**Exercise requirements:** Set down the data below without change, skipping the pictures it holds.

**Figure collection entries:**
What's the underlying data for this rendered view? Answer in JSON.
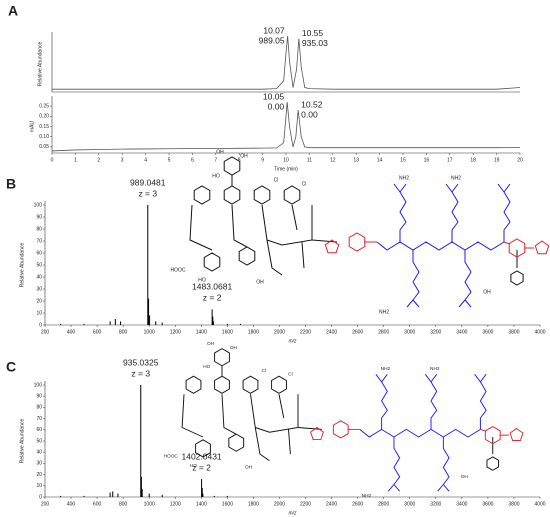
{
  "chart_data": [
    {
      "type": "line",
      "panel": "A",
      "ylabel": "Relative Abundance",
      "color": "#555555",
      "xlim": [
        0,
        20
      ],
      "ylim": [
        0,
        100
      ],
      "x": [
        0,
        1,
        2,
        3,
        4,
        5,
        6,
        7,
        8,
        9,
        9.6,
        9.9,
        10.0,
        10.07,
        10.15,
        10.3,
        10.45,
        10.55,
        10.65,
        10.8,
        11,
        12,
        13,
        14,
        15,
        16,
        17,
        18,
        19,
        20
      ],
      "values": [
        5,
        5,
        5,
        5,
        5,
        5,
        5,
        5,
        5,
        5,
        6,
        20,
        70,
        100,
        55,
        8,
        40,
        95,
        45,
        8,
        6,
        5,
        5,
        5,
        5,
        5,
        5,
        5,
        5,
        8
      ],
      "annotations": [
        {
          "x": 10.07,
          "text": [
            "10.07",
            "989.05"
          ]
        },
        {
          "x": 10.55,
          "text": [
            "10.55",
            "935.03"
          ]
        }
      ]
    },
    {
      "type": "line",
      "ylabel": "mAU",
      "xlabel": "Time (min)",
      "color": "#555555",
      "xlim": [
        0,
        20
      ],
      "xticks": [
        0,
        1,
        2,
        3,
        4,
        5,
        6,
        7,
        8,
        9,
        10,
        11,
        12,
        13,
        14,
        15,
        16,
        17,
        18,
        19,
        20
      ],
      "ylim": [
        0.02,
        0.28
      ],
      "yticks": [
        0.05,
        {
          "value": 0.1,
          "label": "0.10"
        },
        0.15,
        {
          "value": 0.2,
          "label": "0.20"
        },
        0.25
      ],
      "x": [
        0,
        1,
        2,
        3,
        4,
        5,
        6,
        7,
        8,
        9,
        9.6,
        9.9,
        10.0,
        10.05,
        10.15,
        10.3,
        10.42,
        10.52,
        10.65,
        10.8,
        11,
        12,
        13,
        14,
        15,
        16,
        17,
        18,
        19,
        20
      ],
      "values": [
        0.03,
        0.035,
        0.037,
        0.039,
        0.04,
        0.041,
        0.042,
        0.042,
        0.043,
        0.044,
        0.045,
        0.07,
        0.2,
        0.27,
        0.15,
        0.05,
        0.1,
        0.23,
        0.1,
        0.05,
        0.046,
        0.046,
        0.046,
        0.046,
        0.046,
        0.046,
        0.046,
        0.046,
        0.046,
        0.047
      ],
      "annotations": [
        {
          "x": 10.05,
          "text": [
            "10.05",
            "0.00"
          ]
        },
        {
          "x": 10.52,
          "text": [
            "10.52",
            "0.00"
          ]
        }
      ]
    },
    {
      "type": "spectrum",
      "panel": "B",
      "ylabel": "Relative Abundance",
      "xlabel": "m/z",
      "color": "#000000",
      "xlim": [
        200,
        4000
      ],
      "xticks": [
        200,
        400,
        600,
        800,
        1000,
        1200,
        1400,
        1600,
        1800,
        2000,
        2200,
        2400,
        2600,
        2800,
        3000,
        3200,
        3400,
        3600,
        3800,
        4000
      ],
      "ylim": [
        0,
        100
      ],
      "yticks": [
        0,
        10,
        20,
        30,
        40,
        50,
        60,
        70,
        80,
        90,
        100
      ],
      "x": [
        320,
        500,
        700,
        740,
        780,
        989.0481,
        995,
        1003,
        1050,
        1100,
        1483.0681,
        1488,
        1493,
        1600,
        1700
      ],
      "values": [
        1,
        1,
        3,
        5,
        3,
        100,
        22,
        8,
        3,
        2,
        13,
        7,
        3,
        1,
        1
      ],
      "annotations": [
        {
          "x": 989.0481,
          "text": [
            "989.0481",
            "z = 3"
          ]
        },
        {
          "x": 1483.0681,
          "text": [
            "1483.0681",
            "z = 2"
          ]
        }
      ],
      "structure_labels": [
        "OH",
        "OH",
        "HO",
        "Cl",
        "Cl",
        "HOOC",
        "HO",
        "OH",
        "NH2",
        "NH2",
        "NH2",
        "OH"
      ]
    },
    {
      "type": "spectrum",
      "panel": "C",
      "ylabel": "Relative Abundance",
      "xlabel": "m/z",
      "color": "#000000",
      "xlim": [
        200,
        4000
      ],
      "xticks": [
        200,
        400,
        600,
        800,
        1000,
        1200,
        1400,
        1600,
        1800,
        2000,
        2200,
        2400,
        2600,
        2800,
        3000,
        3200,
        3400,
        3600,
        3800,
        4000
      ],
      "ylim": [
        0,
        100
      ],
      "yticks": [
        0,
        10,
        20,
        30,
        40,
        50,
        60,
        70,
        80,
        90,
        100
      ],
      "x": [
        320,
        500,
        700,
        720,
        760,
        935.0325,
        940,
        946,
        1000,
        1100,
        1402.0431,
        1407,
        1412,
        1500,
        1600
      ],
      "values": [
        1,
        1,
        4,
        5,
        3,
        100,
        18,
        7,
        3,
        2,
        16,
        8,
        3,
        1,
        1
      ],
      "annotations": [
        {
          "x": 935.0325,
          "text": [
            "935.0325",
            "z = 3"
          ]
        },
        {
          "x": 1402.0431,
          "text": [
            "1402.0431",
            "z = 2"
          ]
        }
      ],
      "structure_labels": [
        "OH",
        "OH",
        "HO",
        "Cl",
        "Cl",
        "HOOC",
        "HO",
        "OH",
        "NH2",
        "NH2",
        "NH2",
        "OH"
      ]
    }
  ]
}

**In response:**
What's the underlying data for this rendered view? Answer in JSON.
{
  "chart_data": [
    {
      "type": "line",
      "panel": "A",
      "ylabel": "Relative Abundance",
      "color": "#555555",
      "xlim": [
        0,
        20
      ],
      "ylim": [
        0,
        100
      ],
      "x": [
        0,
        1,
        2,
        3,
        4,
        5,
        6,
        7,
        8,
        9,
        9.6,
        9.9,
        10.0,
        10.07,
        10.15,
        10.3,
        10.45,
        10.55,
        10.65,
        10.8,
        11,
        12,
        13,
        14,
        15,
        16,
        17,
        18,
        19,
        20
      ],
      "values": [
        5,
        5,
        5,
        5,
        5,
        5,
        5,
        5,
        5,
        5,
        6,
        20,
        70,
        100,
        55,
        8,
        40,
        95,
        45,
        8,
        6,
        5,
        5,
        5,
        5,
        5,
        5,
        5,
        5,
        8
      ],
      "annotations": [
        {
          "x": 10.07,
          "text": [
            "10.07",
            "989.05"
          ]
        },
        {
          "x": 10.55,
          "text": [
            "10.55",
            "935.03"
          ]
        }
      ]
    },
    {
      "type": "line",
      "ylabel": "mAU",
      "xlabel": "Time (min)",
      "color": "#555555",
      "xlim": [
        0,
        20
      ],
      "xticks": [
        0,
        1,
        2,
        3,
        4,
        5,
        6,
        7,
        8,
        9,
        10,
        11,
        12,
        13,
        14,
        15,
        16,
        17,
        18,
        19,
        20
      ],
      "ylim": [
        0.02,
        0.28
      ],
      "yticks": [
        0.05,
        {
          "value": 0.1,
          "label": "0.10"
        },
        0.15,
        {
          "value": 0.2,
          "label": "0.20"
        },
        0.25
      ],
      "x": [
        0,
        1,
        2,
        3,
        4,
        5,
        6,
        7,
        8,
        9,
        9.6,
        9.9,
        10.0,
        10.05,
        10.15,
        10.3,
        10.42,
        10.52,
        10.65,
        10.8,
        11,
        12,
        13,
        14,
        15,
        16,
        17,
        18,
        19,
        20
      ],
      "values": [
        0.03,
        0.035,
        0.037,
        0.039,
        0.04,
        0.041,
        0.042,
        0.042,
        0.043,
        0.044,
        0.045,
        0.07,
        0.2,
        0.27,
        0.15,
        0.05,
        0.1,
        0.23,
        0.1,
        0.05,
        0.046,
        0.046,
        0.046,
        0.046,
        0.046,
        0.046,
        0.046,
        0.046,
        0.046,
        0.047
      ],
      "annotations": [
        {
          "x": 10.05,
          "text": [
            "10.05",
            "0.00"
          ]
        },
        {
          "x": 10.52,
          "text": [
            "10.52",
            "0.00"
          ]
        }
      ]
    },
    {
      "type": "spectrum",
      "panel": "B",
      "ylabel": "Relative Abundance",
      "xlabel": "m/z",
      "color": "#000000",
      "xlim": [
        200,
        4000
      ],
      "xticks": [
        200,
        400,
        600,
        800,
        1000,
        1200,
        1400,
        1600,
        1800,
        2000,
        2200,
        2400,
        2600,
        2800,
        3000,
        3200,
        3400,
        3600,
        3800,
        4000
      ],
      "ylim": [
        0,
        100
      ],
      "yticks": [
        0,
        10,
        20,
        30,
        40,
        50,
        60,
        70,
        80,
        90,
        100
      ],
      "x": [
        320,
        500,
        700,
        740,
        780,
        989.0481,
        995,
        1003,
        1050,
        1100,
        1483.0681,
        1488,
        1493,
        1600,
        1700
      ],
      "values": [
        1,
        1,
        3,
        5,
        3,
        100,
        22,
        8,
        3,
        2,
        13,
        7,
        3,
        1,
        1
      ],
      "annotations": [
        {
          "x": 989.0481,
          "text": [
            "989.0481",
            "z = 3"
          ]
        },
        {
          "x": 1483.0681,
          "text": [
            "1483.0681",
            "z = 2"
          ]
        }
      ],
      "structure_labels": [
        "OH",
        "OH",
        "HO",
        "Cl",
        "Cl",
        "HOOC",
        "HO",
        "OH",
        "NH2",
        "NH2",
        "NH2",
        "OH"
      ]
    },
    {
      "type": "spectrum",
      "panel": "C",
      "ylabel": "Relative Abundance",
      "xlabel": "m/z",
      "color": "#000000",
      "xlim": [
        200,
        4000
      ],
      "xticks": [
        200,
        400,
        600,
        800,
        1000,
        1200,
        1400,
        1600,
        1800,
        2000,
        2200,
        2400,
        2600,
        2800,
        3000,
        3200,
        3400,
        3600,
        3800,
        4000
      ],
      "ylim": [
        0,
        100
      ],
      "yticks": [
        0,
        10,
        20,
        30,
        40,
        50,
        60,
        70,
        80,
        90,
        100
      ],
      "x": [
        320,
        500,
        700,
        720,
        760,
        935.0325,
        940,
        946,
        1000,
        1100,
        1402.0431,
        1407,
        1412,
        1500,
        1600
      ],
      "values": [
        1,
        1,
        4,
        5,
        3,
        100,
        18,
        7,
        3,
        2,
        16,
        8,
        3,
        1,
        1
      ],
      "annotations": [
        {
          "x": 935.0325,
          "text": [
            "935.0325",
            "z = 3"
          ]
        },
        {
          "x": 1402.0431,
          "text": [
            "1402.0431",
            "z = 2"
          ]
        }
      ],
      "structure_labels": [
        "OH",
        "OH",
        "HO",
        "Cl",
        "Cl",
        "HOOC",
        "HO",
        "OH",
        "NH2",
        "NH2",
        "NH2",
        "OH"
      ]
    }
  ]
}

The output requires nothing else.